(Aim):
Could every line of the data be printed exactly as it reads?

(Dataset listings of figures):
^^^^^^^^^^^^^^^^

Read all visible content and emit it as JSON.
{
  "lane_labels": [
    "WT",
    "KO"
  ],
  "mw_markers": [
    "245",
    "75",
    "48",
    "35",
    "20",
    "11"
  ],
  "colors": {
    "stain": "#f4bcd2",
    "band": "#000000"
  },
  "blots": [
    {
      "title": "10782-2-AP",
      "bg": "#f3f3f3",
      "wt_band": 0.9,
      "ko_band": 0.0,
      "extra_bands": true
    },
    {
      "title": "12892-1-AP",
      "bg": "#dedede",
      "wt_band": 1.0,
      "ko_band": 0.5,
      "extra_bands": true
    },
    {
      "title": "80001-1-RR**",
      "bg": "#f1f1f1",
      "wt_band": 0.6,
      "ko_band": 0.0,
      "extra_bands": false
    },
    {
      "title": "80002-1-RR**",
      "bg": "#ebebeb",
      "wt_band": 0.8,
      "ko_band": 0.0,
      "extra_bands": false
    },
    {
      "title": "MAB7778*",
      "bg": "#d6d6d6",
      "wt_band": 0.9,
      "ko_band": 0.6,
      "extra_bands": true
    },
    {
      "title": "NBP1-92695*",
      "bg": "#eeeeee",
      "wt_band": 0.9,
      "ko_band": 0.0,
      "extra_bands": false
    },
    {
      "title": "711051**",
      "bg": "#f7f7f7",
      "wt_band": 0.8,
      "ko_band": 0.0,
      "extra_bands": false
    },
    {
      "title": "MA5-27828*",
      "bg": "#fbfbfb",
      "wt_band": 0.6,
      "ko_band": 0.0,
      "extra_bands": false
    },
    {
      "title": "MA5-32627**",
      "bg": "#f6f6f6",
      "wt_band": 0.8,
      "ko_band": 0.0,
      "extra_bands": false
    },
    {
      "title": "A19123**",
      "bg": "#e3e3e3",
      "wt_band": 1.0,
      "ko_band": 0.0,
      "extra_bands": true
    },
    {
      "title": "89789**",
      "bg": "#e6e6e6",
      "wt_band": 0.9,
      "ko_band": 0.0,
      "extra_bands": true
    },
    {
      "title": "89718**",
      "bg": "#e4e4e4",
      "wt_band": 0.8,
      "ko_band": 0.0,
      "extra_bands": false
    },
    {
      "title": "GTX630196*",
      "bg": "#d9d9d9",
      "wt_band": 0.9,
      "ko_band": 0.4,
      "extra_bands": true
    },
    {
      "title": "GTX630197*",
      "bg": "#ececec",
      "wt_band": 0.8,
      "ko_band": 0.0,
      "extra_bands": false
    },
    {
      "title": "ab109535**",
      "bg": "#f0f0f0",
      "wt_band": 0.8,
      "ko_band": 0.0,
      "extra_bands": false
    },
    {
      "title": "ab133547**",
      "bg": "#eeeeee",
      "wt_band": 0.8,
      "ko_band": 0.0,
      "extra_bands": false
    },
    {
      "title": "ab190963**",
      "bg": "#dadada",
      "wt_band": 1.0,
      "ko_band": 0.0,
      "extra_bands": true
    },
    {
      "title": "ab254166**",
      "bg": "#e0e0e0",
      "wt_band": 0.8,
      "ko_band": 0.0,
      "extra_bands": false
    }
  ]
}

^^^^^^^^^^^^^^^^

(Answer to this task):
Read all visible content and emit it as JSON.
{
  "lane_labels": [
    "WT",
    "KO"
  ],
  "mw_markers": [
    "245",
    "75",
    "48",
    "35",
    "20",
    "11"
  ],
  "colors": {
    "stain": "#f4bcd2",
    "band": "#000000"
  },
  "blots": [
    {
      "title": "10782-2-AP",
      "bg": "#f3f3f3",
      "wt_band": 0.9,
      "ko_band": 0.0,
      "extra_bands": true
    },
    {
      "title": "12892-1-AP",
      "bg": "#dedede",
      "wt_band": 1.0,
      "ko_band": 0.5,
      "extra_bands": true
    },
    {
      "title": "80001-1-RR**",
      "bg": "#f1f1f1",
      "wt_band": 0.6,
      "ko_band": 0.0,
      "extra_bands": false
    },
    {
      "title": "80002-1-RR**",
      "bg": "#ebebeb",
      "wt_band": 0.8,
      "ko_band": 0.0,
      "extra_bands": false
    },
    {
      "title": "MAB7778*",
      "bg": "#d6d6d6",
      "wt_band": 0.9,
      "ko_band": 0.6,
      "extra_bands": true
    },
    {
      "title": "NBP1-92695*",
      "bg": "#eeeeee",
      "wt_band": 0.9,
      "ko_band": 0.0,
      "extra_bands": false
    },
    {
      "title": "711051**",
      "bg": "#f7f7f7",
      "wt_band": 0.8,
      "ko_band": 0.0,
      "extra_bands": false
    },
    {
      "title": "MA5-27828*",
      "bg": "#fbfbfb",
      "wt_band": 0.6,
      "ko_band": 0.0,
      "extra_bands": false
    },
    {
      "title": "MA5-32627**",
      "bg": "#f6f6f6",
      "wt_band": 0.8,
      "ko_band": 0.0,
      "extra_bands": false
    },
    {
      "title": "A19123**",
      "bg": "#e3e3e3",
      "wt_band": 1.0,
      "ko_band": 0.0,
      "extra_bands": true
    },
    {
      "title": "89789**",
      "bg": "#e6e6e6",
      "wt_band": 0.9,
      "ko_band": 0.0,
      "extra_bands": true
    },
    {
      "title": "89718**",
      "bg": "#e4e4e4",
      "wt_band": 0.8,
      "ko_band": 0.0,
      "extra_bands": false
    },
    {
      "title": "GTX630196*",
      "bg": "#d9d9d9",
      "wt_band": 0.9,
      "ko_band": 0.4,
      "extra_bands": true
    },
    {
      "title": "GTX630197*",
      "bg": "#ececec",
      "wt_band": 0.8,
      "ko_band": 0.0,
      "extra_bands": false
    },
    {
      "title": "ab109535**",
      "bg": "#f0f0f0",
      "wt_band": 0.8,
      "ko_band": 0.0,
      "extra_bands": false
    },
    {
      "title": "ab133547**",
      "bg": "#eeeeee",
      "wt_band": 0.8,
      "ko_band": 0.0,
      "extra_bands": false
    },
    {
      "title": "ab190963**",
      "bg": "#dadada",
      "wt_band": 1.0,
      "ko_band": 0.0,
      "extra_bands": true
    },
    {
      "title": "ab254166**",
      "bg": "#e0e0e0",
      "wt_band": 0.8,
      "ko_band": 0.0,
      "extra_bands": false
    }
  ]
}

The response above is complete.